Prompt
Show only lines that include "agenda".

Records supplied

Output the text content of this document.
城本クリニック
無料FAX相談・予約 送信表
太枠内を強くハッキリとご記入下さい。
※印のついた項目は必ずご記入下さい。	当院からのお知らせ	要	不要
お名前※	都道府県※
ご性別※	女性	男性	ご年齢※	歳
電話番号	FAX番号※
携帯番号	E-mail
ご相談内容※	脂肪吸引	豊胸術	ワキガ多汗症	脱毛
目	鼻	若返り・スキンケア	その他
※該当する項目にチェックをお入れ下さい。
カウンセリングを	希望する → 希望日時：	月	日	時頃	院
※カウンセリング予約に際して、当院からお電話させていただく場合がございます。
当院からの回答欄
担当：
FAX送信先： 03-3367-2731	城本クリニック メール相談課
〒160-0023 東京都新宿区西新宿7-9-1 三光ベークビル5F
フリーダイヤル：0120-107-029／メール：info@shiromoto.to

---

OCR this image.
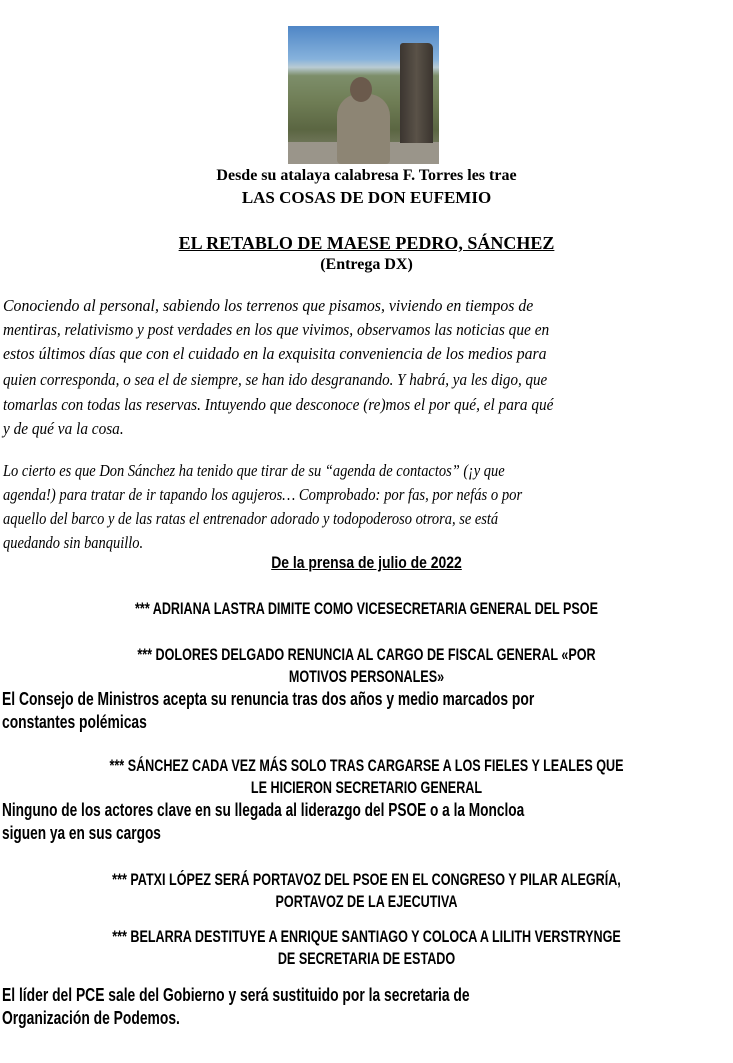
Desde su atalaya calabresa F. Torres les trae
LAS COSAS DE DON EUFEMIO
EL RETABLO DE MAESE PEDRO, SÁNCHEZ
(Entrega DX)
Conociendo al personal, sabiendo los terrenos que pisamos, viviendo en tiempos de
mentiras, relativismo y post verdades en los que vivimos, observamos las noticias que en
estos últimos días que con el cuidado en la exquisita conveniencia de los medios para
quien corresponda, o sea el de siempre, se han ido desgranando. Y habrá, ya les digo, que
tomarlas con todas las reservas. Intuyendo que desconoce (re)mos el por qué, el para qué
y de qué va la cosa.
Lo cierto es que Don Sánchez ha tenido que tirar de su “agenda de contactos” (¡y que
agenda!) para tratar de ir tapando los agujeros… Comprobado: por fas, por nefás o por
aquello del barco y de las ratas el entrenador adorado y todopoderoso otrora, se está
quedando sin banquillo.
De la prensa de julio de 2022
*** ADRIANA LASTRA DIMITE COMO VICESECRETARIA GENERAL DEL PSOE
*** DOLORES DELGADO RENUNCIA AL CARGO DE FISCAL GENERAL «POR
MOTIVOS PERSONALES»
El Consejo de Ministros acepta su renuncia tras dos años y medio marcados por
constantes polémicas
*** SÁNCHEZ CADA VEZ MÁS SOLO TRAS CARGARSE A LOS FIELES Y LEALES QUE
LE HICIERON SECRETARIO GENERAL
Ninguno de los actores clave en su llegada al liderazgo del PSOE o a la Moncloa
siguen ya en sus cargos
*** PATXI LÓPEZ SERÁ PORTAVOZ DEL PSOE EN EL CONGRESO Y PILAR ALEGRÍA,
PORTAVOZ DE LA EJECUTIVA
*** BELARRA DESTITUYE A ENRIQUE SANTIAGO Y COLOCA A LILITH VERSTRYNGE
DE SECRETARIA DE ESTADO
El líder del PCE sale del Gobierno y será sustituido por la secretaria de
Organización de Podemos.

Expected output
Lo cierto es que Don Sánchez ha tenido que tirar de su “agenda de contactos” (¡y que
agenda!) para tratar de ir tapando los agujeros… Comprobado: por fas, por nefás o por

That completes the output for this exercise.